DESCRIPTION OF THE TASK –
Find each line with "University" and copy it.

DATA PROVIDED –
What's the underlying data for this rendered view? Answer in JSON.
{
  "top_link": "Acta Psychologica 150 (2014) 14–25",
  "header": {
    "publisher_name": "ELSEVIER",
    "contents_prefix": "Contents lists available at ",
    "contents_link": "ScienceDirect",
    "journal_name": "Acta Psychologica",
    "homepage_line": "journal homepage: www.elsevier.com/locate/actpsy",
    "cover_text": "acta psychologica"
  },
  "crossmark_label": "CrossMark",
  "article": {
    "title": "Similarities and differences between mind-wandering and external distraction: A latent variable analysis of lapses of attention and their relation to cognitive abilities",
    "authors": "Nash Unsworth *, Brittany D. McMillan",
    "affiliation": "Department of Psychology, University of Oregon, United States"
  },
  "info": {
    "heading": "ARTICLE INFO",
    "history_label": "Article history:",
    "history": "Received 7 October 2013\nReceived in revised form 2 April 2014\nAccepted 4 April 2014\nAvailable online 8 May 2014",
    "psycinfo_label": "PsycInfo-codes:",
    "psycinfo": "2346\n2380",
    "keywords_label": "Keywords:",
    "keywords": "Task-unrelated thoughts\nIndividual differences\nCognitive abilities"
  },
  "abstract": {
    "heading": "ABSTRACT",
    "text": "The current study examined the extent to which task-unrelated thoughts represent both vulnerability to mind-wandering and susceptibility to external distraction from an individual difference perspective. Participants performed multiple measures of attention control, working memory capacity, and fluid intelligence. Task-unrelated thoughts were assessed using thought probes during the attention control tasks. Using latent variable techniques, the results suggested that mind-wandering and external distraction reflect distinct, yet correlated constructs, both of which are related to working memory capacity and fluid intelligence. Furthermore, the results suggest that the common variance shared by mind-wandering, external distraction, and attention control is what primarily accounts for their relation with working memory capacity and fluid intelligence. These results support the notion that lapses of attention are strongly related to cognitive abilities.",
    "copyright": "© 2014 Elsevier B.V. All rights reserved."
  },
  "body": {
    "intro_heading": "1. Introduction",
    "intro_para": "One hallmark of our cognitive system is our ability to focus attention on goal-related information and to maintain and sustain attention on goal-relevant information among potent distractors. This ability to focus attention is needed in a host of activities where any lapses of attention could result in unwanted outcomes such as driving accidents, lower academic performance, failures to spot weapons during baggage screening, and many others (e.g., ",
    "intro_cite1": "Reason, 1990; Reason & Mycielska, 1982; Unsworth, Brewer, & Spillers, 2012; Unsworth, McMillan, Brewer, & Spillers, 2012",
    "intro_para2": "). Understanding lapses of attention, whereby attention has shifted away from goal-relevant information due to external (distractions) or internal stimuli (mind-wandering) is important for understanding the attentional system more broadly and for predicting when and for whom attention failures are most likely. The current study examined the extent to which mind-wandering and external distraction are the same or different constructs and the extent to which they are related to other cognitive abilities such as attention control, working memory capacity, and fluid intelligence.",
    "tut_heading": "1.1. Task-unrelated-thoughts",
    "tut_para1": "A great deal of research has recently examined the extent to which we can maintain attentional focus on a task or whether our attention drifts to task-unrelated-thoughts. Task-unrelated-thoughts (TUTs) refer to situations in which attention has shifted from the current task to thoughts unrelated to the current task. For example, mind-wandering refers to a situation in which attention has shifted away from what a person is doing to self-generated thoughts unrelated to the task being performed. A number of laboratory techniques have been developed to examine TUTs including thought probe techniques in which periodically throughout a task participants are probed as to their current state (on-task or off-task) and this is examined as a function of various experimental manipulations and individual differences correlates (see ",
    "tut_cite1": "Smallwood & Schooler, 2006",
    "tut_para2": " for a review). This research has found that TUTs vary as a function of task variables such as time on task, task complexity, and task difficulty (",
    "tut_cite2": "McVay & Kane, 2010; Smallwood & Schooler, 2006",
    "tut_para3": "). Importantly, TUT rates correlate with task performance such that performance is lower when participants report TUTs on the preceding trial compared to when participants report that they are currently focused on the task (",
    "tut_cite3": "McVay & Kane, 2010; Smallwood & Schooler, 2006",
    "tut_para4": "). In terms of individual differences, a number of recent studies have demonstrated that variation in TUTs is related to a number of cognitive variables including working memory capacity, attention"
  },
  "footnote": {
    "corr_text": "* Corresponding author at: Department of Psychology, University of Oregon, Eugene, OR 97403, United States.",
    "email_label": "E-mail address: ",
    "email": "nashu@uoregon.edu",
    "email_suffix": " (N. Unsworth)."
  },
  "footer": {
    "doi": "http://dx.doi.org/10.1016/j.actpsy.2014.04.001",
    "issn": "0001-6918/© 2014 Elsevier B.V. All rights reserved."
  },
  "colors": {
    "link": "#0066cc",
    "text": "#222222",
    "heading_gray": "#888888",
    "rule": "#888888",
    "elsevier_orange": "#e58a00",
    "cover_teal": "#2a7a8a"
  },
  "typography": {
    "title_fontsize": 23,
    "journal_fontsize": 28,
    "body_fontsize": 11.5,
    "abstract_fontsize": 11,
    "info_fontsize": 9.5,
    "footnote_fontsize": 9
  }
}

ANSWER TO THE EXERCISE –
    "affiliation": "Department of Psychology, University of Oregon, United States"
    "corr_text": "* Corresponding author at: Department of Psychology, University of Oregon, Eugene, OR 97403, United States.",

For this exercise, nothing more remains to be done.